== SUPPLIED DATA ==

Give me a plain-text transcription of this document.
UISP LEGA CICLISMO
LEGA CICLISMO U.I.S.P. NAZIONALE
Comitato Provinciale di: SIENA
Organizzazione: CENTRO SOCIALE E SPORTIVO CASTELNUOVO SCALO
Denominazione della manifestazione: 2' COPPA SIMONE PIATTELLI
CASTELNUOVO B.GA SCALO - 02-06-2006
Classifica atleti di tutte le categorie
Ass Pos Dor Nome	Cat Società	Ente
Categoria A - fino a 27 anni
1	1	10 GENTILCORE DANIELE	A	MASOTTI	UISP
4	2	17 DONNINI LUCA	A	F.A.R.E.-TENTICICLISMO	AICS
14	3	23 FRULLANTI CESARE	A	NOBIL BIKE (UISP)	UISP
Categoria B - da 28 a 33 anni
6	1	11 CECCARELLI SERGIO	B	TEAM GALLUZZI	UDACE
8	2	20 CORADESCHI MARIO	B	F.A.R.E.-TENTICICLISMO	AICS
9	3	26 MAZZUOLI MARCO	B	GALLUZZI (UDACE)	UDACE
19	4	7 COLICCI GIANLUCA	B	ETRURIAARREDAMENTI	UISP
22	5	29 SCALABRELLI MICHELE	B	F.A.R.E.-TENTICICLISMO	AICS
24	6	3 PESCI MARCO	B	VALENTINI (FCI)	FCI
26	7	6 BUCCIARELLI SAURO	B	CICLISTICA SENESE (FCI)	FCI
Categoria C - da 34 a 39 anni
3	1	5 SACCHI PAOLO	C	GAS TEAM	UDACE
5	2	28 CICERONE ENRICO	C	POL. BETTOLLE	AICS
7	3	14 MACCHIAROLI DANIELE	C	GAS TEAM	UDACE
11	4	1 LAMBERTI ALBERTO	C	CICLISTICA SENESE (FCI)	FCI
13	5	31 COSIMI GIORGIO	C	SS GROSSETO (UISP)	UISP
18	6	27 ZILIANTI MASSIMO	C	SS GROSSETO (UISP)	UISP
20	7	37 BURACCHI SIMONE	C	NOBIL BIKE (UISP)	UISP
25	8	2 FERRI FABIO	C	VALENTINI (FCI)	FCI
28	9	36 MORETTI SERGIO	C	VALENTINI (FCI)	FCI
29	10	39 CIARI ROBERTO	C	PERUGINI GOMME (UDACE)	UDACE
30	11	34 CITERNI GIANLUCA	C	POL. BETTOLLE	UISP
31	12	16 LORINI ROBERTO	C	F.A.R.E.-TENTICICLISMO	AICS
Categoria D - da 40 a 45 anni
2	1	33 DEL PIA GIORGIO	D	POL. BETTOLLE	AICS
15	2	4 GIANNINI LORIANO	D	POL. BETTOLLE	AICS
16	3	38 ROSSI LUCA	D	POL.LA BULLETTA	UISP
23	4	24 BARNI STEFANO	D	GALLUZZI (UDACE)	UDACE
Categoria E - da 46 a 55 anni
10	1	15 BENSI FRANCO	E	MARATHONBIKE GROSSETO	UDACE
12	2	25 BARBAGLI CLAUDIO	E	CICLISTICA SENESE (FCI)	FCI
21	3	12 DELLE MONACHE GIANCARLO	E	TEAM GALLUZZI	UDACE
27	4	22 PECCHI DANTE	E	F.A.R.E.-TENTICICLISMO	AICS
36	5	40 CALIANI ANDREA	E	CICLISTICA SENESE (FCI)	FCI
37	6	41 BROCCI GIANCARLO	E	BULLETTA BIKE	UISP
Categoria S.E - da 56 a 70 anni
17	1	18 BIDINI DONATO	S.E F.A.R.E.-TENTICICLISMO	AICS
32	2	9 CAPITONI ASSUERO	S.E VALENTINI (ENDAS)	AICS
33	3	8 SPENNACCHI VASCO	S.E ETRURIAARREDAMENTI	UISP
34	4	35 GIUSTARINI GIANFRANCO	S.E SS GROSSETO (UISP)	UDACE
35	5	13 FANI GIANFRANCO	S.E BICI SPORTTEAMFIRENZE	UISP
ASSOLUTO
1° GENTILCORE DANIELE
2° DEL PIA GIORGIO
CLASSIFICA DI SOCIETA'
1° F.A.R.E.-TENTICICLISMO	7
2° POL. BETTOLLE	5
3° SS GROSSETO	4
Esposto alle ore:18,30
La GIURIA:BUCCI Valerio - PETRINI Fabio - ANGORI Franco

===

### EXERCISE DESCRIPTION
Using the data above, copy each line that contains "ETRURIAARREDAMENTI".

### RESULT
19	4	7 COLICCI GIANLUCA	B	ETRURIAARREDAMENTI	UISP
33	3	8 SPENNACCHI VASCO	S.E ETRURIAARREDAMENTI	UISP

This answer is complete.